# [Task statement]
Select the lines of the records containing the word "page" and list them.

** start of Material for this task **

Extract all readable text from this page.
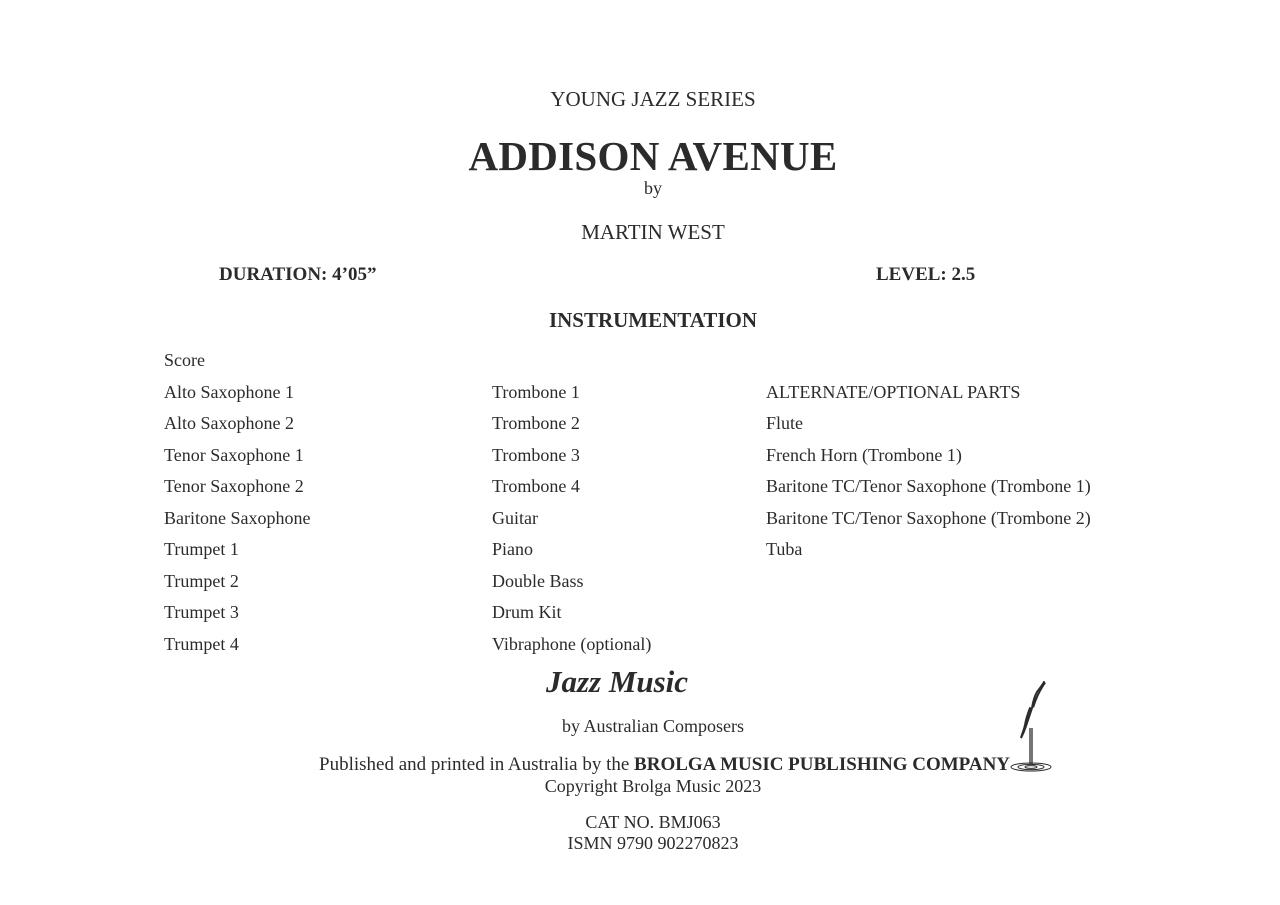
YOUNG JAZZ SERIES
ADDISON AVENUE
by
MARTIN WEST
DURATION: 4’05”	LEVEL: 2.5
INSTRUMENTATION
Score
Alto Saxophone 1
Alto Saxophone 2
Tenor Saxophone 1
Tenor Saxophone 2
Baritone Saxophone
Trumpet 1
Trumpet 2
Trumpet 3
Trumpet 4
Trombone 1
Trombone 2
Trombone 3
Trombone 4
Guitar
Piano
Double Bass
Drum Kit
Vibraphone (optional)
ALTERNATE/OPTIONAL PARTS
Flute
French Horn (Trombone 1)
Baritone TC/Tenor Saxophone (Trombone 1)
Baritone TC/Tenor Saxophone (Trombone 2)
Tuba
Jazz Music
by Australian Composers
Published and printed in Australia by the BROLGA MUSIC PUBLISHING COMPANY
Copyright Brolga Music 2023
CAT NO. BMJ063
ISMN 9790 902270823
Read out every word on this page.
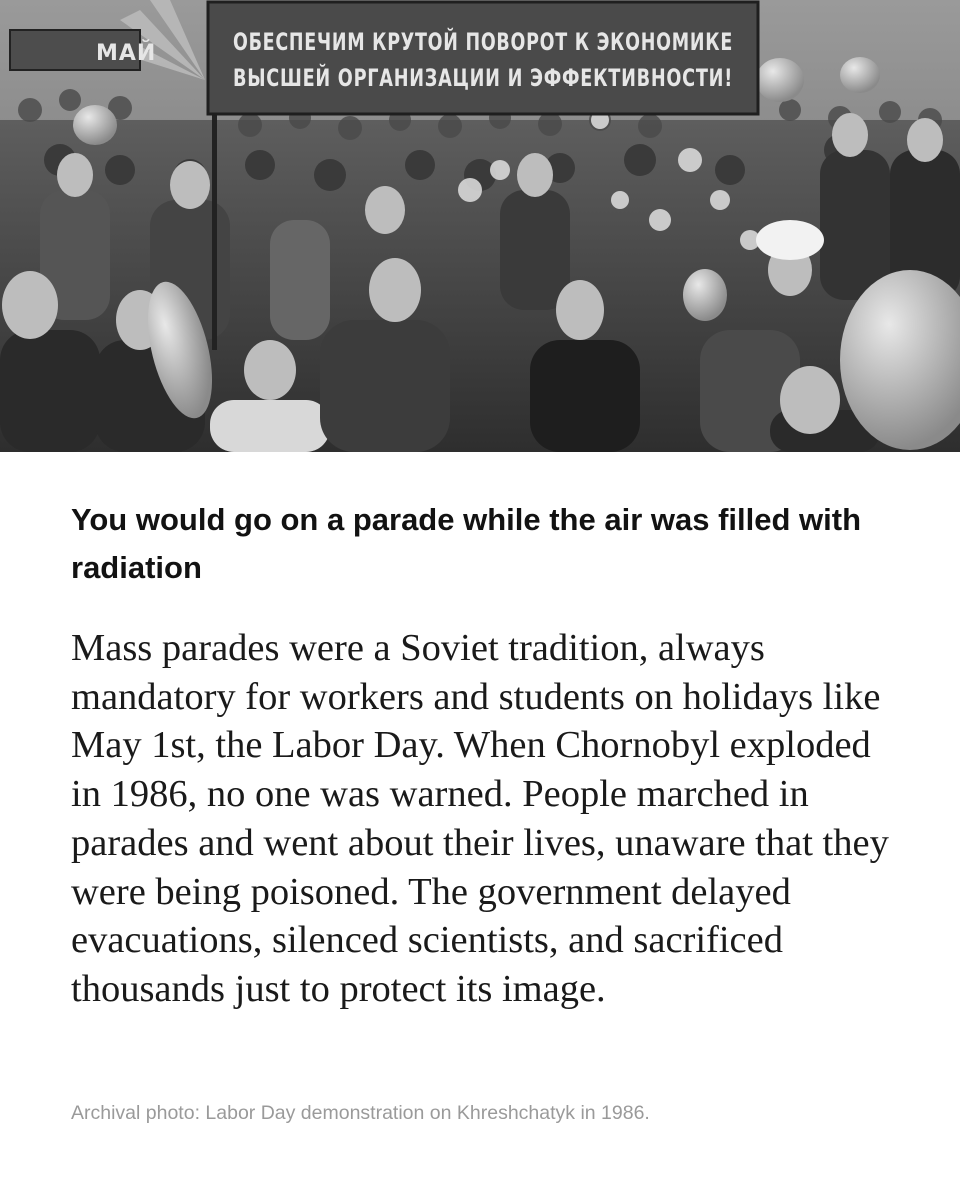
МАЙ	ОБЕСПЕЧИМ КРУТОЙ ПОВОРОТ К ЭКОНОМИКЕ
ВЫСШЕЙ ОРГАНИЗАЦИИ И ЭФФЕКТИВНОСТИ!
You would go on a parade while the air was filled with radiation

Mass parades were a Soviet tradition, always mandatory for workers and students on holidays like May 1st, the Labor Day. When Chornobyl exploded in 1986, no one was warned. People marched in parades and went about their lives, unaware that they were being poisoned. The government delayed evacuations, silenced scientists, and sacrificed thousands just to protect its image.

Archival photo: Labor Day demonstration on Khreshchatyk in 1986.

** end of Material for this task **

# [The reply]
Extract all readable text from this page.
Read out every word on this page.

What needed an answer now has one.